The task: Locate the string "Assertiveness" in the records below. Copy every line where it occurs.

# start of Data for processing

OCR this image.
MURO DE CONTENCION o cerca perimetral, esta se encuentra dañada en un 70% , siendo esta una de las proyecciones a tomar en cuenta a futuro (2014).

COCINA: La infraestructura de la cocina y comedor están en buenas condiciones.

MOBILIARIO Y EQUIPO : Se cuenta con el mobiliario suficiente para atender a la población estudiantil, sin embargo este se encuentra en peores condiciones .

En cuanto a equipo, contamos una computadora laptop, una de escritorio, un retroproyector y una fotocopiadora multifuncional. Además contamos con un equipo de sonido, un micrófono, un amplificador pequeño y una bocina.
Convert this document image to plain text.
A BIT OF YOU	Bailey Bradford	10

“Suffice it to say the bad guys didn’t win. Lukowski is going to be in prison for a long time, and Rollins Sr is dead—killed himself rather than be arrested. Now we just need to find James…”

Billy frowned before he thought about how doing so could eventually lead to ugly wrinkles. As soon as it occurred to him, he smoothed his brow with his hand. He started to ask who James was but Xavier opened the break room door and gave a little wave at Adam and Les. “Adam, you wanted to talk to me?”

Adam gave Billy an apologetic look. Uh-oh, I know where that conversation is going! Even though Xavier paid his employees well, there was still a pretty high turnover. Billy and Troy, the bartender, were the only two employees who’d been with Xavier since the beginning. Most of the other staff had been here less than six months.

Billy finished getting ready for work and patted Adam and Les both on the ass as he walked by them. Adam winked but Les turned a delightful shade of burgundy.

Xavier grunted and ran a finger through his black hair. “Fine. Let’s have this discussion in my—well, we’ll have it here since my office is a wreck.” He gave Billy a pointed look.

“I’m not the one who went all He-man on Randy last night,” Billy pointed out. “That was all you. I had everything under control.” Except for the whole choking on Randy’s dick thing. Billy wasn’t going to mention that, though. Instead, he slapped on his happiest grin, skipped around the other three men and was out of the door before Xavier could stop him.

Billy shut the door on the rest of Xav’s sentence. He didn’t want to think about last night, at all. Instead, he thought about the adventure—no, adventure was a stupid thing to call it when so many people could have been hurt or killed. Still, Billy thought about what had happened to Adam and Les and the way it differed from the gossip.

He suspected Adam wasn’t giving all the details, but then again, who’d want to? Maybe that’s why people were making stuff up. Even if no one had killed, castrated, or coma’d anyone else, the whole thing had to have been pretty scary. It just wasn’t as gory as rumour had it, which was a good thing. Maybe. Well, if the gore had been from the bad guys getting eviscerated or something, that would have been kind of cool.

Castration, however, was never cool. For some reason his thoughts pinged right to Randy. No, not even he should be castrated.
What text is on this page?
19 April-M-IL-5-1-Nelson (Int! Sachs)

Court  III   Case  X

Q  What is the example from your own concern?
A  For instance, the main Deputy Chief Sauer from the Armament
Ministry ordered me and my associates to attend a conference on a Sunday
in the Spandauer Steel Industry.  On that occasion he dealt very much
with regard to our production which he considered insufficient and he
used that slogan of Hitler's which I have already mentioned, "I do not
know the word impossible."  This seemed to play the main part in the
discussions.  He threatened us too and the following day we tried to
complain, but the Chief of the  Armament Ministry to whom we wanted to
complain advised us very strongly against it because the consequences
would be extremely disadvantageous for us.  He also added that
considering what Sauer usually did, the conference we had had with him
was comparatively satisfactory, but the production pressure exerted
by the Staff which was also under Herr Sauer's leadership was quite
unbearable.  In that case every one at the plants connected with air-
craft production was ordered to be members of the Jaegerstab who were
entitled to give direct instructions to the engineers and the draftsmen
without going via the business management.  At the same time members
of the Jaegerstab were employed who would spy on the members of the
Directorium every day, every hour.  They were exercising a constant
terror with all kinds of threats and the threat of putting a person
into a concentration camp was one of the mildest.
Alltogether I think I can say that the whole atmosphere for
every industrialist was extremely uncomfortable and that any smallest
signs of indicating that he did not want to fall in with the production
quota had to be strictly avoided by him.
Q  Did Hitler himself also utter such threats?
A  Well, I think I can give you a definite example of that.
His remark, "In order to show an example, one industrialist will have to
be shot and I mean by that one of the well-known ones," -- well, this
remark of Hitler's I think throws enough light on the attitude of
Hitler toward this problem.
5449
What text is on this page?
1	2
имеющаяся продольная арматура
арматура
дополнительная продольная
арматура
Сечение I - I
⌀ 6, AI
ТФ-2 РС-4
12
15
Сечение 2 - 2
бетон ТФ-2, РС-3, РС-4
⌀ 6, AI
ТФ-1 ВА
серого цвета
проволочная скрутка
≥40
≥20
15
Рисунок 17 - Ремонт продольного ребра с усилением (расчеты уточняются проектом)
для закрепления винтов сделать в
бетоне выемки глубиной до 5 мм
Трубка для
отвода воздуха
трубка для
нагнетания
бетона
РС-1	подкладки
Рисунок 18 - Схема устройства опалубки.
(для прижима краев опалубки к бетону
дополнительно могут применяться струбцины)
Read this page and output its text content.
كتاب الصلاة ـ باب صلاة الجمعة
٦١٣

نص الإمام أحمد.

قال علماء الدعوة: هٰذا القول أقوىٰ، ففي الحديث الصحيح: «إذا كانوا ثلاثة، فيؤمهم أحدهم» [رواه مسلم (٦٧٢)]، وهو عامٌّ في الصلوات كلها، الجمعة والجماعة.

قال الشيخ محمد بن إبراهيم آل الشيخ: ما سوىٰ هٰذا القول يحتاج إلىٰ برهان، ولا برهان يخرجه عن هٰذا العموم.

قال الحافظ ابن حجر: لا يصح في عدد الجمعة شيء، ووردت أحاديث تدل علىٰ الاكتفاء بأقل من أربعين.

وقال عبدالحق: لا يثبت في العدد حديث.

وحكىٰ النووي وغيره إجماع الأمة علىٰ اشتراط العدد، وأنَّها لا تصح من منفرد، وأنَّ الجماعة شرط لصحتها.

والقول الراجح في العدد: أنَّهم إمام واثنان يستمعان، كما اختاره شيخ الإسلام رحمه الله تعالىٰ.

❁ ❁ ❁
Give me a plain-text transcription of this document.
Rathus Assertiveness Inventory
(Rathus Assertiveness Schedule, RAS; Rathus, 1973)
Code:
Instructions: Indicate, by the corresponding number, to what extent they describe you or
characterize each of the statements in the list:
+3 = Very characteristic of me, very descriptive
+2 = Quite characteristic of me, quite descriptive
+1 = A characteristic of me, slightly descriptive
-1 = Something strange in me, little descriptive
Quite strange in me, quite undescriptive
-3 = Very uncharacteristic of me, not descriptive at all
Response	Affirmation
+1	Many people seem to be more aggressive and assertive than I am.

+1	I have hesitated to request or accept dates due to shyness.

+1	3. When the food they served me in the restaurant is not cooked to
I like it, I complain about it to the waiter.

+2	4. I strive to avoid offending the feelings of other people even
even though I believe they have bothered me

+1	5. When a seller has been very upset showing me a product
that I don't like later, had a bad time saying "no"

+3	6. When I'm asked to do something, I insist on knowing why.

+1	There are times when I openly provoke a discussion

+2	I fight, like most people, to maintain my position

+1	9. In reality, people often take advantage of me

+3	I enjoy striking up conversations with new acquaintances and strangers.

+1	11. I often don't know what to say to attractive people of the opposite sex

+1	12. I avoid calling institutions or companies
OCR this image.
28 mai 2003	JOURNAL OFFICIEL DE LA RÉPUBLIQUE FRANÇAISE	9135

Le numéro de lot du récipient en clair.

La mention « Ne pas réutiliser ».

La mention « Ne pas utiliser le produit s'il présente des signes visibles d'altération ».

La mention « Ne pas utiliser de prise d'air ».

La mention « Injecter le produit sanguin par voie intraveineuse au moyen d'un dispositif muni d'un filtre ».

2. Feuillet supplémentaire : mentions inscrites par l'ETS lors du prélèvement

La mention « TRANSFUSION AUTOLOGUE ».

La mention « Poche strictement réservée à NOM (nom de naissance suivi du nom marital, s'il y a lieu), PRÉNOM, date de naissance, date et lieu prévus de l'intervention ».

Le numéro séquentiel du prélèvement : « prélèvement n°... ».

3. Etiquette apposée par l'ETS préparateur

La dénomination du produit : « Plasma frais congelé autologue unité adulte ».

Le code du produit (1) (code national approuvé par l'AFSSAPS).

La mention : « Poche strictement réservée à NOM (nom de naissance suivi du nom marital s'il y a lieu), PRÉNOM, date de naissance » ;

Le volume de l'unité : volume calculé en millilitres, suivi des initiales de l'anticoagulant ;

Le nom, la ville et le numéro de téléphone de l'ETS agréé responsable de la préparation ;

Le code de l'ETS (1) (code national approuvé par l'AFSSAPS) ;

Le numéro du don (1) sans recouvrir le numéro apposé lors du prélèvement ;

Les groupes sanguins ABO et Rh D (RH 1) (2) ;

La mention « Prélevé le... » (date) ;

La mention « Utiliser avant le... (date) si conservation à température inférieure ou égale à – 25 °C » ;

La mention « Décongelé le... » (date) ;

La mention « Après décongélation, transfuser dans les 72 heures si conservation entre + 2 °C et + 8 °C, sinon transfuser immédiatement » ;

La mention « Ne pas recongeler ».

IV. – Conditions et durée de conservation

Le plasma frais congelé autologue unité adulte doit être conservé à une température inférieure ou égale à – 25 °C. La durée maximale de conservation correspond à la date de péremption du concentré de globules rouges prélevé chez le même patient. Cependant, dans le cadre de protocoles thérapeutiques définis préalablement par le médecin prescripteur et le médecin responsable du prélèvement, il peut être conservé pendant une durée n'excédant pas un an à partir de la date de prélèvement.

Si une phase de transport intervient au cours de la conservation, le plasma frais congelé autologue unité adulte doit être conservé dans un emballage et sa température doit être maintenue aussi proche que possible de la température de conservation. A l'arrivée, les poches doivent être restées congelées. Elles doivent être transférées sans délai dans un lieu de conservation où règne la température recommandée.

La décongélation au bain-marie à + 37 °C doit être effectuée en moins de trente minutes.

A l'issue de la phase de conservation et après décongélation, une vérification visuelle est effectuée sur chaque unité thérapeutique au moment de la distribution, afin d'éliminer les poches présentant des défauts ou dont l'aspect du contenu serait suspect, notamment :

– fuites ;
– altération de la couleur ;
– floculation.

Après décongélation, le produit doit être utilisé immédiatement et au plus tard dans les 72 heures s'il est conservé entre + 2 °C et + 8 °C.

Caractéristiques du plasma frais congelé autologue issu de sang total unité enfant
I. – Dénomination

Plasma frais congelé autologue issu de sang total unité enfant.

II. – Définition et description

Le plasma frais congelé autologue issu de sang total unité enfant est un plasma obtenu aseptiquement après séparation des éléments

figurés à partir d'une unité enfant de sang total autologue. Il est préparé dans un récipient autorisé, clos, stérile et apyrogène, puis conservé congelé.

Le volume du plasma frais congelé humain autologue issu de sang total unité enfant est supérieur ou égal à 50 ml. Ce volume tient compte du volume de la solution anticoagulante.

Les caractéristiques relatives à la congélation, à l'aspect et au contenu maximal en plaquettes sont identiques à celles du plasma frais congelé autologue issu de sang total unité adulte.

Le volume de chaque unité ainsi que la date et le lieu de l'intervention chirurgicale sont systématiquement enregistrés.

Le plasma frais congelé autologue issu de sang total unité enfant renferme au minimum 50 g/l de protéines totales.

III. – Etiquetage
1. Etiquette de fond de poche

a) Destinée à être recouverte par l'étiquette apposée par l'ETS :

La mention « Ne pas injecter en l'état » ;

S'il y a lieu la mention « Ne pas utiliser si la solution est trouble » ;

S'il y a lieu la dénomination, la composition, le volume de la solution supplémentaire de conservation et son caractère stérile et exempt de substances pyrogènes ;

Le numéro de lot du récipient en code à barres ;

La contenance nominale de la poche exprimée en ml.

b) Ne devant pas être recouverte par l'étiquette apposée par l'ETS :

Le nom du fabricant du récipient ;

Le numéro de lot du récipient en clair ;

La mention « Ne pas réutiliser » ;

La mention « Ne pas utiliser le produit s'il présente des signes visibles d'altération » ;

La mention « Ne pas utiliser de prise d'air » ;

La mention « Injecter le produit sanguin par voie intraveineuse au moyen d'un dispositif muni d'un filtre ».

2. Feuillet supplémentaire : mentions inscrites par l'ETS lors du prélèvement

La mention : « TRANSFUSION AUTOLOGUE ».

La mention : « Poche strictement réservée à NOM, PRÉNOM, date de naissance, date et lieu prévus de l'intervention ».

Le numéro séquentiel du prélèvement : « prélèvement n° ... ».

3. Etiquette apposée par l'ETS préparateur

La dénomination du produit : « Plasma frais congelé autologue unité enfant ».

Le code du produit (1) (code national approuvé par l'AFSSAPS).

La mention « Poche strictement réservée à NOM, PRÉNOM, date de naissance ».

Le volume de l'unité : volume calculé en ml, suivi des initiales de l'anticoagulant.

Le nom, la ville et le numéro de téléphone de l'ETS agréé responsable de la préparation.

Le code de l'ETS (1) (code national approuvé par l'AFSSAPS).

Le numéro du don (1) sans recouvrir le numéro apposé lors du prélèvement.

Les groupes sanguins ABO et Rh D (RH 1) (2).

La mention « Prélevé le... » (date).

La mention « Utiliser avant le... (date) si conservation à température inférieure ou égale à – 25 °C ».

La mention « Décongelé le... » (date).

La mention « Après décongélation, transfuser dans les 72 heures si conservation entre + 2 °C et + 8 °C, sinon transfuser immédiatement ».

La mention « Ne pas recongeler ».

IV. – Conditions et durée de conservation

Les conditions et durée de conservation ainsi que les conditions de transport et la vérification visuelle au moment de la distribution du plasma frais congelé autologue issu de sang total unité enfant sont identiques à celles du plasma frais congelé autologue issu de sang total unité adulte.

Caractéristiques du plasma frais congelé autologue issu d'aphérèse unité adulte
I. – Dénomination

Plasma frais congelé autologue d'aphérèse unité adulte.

# end of Data for processing

Result:
Rathus Assertiveness Inventory
(Rathus Assertiveness Schedule, RAS; Rathus, 1973)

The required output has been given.